**SET PROBLEM:** Count how many lines of the material hold "sheep". Respond with that number alone.

**DATA PROVIDED:**
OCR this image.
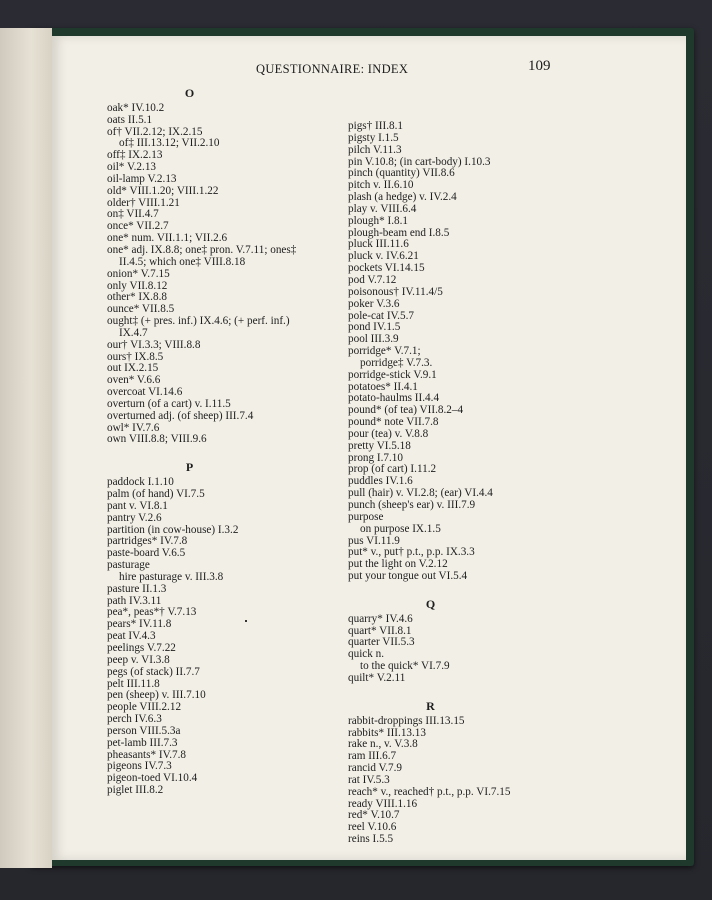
QUESTIONNAIRE: INDEX	109
O
oak* IV.10.2
oats II.5.1
of† VII.2.12; IX.2.15
of‡ III.13.12; VII.2.10
off‡ IX.2.13
oil* V.2.13
oil-lamp V.2.13
old* VIII.1.20; VIII.1.22
older† VIII.1.21
on‡ VII.4.7
once* VII.2.7
one* num. VII.1.1; VII.2.6
one* adj. IX.8.8; one‡ pron. V.7.11; ones‡
II.4.5; which one‡ VIII.8.18
onion* V.7.15
only VII.8.12
other* IX.8.8
ounce* VII.8.5
ought‡ (+ pres. inf.) IX.4.6; (+ perf. inf.)
IX.4.7
our† VI.3.3; VIII.8.8
ours† IX.8.5
out IX.2.15
oven* V.6.6
overcoat VI.14.6
overturn (of a cart) v. I.11.5
overturned adj. (of sheep) III.7.4
owl* IV.7.6
own VIII.8.8; VIII.9.6
P
paddock I.1.10
palm (of hand) VI.7.5
pant v. VI.8.1
pantry V.2.6
partition (in cow-house) I.3.2
partridges* IV.7.8
paste-board V.6.5
pasturage
hire pasturage v. III.3.8
pasture II.1.3
path IV.3.11
pea*, peas*† V.7.13
pears* IV.11.8
peat IV.4.3
peelings V.7.22
peep v. VI.3.8
pegs (of stack) II.7.7
pelt III.11.8
pen (sheep) v. III.7.10
people VIII.2.12
perch IV.6.3
person VIII.5.3a
pet-lamb III.7.3
pheasants* IV.7.8
pigeons IV.7.3
pigeon-toed VI.10.4
piglet III.8.2
pigs† III.8.1
pigsty I.1.5
pilch V.11.3
pin V.10.8; (in cart-body) I.10.3
pinch (quantity) VII.8.6
pitch v. II.6.10
plash (a hedge) v. IV.2.4
play v. VIII.6.4
plough* I.8.1
plough-beam end I.8.5
pluck III.11.6
pluck v. IV.6.21
pockets VI.14.15
pod V.7.12
poisonous† IV.11.4/5
poker V.3.6
pole-cat IV.5.7
pond IV.1.5
pool III.3.9
porridge* V.7.1;
porridge‡ V.7.3.
porridge-stick V.9.1
potatoes* II.4.1
potato-haulms II.4.4
pound* (of tea) VII.8.2–4
pound* note VII.7.8
pour (tea) v. V.8.8
pretty VI.5.18
prong I.7.10
prop (of cart) I.11.2
puddles IV.1.6
pull (hair) v. VI.2.8; (ear) VI.4.4
punch (sheep's ear) v. III.7.9
purpose
on purpose IX.1.5
pus VI.11.9
put* v., put† p.t., p.p. IX.3.3
put the light on V.2.12
put your tongue out VI.5.4
Q
quarry* IV.4.6
quart* VII.8.1
quarter VII.5.3
quick n.
to the quick* VI.7.9
quilt* V.2.11
R
rabbit-droppings III.13.15
rabbits* III.13.13
rake n., v. V.3.8
ram III.6.7
rancid V.7.9
rat IV.5.3
reach* v., reached† p.t., p.p. VI.7.15
ready VIII.1.16
red* V.10.7
reel V.10.6
reins I.5.5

**TASK ANSWER:** 3